- **Exercise aim**: Show every line containing "connected" by copying it.

Data excerpts:
↓
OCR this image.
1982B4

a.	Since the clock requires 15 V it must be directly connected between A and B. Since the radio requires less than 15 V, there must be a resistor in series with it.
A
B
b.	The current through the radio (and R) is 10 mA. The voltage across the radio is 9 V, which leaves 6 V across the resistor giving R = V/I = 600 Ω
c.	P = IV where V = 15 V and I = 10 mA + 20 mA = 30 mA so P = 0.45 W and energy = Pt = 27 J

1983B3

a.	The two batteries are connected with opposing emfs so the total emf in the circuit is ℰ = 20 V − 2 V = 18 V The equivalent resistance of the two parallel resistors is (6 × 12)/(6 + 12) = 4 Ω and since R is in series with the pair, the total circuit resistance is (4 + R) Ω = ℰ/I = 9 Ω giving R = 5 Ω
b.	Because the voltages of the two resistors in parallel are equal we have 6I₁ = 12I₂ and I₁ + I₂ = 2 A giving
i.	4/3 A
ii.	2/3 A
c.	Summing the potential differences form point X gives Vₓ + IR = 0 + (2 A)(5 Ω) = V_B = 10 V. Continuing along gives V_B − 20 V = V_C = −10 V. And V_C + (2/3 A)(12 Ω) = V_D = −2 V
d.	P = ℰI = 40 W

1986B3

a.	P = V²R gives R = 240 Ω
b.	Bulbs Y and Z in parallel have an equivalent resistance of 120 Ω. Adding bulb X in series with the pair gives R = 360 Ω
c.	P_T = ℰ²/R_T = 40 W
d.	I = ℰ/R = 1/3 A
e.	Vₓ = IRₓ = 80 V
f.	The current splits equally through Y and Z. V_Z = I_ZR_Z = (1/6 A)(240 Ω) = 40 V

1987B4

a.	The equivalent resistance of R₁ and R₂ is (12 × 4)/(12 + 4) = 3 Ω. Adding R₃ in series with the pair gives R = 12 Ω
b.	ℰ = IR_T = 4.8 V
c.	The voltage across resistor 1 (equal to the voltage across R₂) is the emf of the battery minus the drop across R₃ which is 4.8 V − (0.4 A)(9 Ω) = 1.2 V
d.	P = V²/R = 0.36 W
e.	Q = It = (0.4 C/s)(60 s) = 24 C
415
↑
- **Written solution**:
a.	Since the clock requires 15 V it must be directly connected between A and B. Since the radio requires less than 15 V, there must be a resistor in series with it.
a.	The two batteries are connected with opposing emfs so the total emf in the circuit is ℰ = 20 V − 2 V = 18 V The equivalent resistance of the two parallel resistors is (6 × 12)/(6 + 12) = 4 Ω and since R is in series with the pair, the total circuit resistance is (4 + R) Ω = ℰ/I = 9 Ω giving R = 5 Ω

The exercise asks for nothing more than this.